- [Do this] Exactly reproduce each record listed below.

[Start of Task input]

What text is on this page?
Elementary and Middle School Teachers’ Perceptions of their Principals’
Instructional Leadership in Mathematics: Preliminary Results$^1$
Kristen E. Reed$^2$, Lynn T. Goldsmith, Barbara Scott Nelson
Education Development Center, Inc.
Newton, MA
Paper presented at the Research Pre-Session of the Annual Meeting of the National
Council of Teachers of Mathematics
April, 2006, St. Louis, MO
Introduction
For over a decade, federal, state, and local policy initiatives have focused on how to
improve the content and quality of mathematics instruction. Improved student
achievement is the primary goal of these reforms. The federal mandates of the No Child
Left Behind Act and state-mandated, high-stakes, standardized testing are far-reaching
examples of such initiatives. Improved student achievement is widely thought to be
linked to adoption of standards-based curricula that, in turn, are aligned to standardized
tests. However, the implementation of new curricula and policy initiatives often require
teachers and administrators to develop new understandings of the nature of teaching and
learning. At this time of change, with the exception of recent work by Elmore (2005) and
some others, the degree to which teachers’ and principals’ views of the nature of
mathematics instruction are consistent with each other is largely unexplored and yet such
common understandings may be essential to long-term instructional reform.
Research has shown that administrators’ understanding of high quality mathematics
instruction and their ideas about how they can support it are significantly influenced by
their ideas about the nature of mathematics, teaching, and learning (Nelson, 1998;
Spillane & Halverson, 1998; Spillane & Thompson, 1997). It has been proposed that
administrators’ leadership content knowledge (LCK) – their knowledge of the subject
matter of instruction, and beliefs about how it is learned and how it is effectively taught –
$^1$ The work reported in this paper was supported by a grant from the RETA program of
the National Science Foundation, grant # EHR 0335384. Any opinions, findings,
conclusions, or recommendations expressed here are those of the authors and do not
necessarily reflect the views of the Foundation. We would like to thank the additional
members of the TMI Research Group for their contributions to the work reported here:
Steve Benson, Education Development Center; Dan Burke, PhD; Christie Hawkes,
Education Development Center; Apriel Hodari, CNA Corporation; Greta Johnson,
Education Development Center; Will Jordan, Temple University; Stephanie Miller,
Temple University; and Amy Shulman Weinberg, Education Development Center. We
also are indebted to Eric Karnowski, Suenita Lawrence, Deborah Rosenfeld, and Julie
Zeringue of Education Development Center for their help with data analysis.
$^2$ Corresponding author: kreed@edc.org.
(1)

[End of Task input]

- [Reply to the exercise]
What text is on this page?
Elementary and Middle School Teachers’ Perceptions of their Principals’
Instructional Leadership in Mathematics: Preliminary Results$^1$
Kristen E. Reed$^2$, Lynn T. Goldsmith, Barbara Scott Nelson
Education Development Center, Inc.
Newton, MA
Paper presented at the Research Pre-Session of the Annual Meeting of the National
Council of Teachers of Mathematics
April, 2006, St. Louis, MO
Introduction
For over a decade, federal, state, and local policy initiatives have focused on how to
improve the content and quality of mathematics instruction. Improved student
achievement is the primary goal of these reforms. The federal mandates of the No Child
Left Behind Act and state-mandated, high-stakes, standardized testing are far-reaching
examples of such initiatives. Improved student achievement is widely thought to be
linked to adoption of standards-based curricula that, in turn, are aligned to standardized
tests. However, the implementation of new curricula and policy initiatives often require
teachers and administrators to develop new understandings of the nature of teaching and
learning. At this time of change, with the exception of recent work by Elmore (2005) and
some others, the degree to which teachers’ and principals’ views of the nature of
mathematics instruction are consistent with each other is largely unexplored and yet such
common understandings may be essential to long-term instructional reform.
Research has shown that administrators’ understanding of high quality mathematics
instruction and their ideas about how they can support it are significantly influenced by
their ideas about the nature of mathematics, teaching, and learning (Nelson, 1998;
Spillane & Halverson, 1998; Spillane & Thompson, 1997). It has been proposed that
administrators’ leadership content knowledge (LCK) – their knowledge of the subject
matter of instruction, and beliefs about how it is learned and how it is effectively taught –
$^1$ The work reported in this paper was supported by a grant from the RETA program of
the National Science Foundation, grant # EHR 0335384. Any opinions, findings,
conclusions, or recommendations expressed here are those of the authors and do not
necessarily reflect the views of the Foundation. We would like to thank the additional
members of the TMI Research Group for their contributions to the work reported here:
Steve Benson, Education Development Center; Dan Burke, PhD; Christie Hawkes,
Education Development Center; Apriel Hodari, CNA Corporation; Greta Johnson,
Education Development Center; Will Jordan, Temple University; Stephanie Miller,
Temple University; and Amy Shulman Weinberg, Education Development Center. We
also are indebted to Eric Karnowski, Suenita Lawrence, Deborah Rosenfeld, and Julie
Zeringue of Education Development Center for their help with data analysis.
$^2$ Corresponding author: kreed@edc.org.
(1)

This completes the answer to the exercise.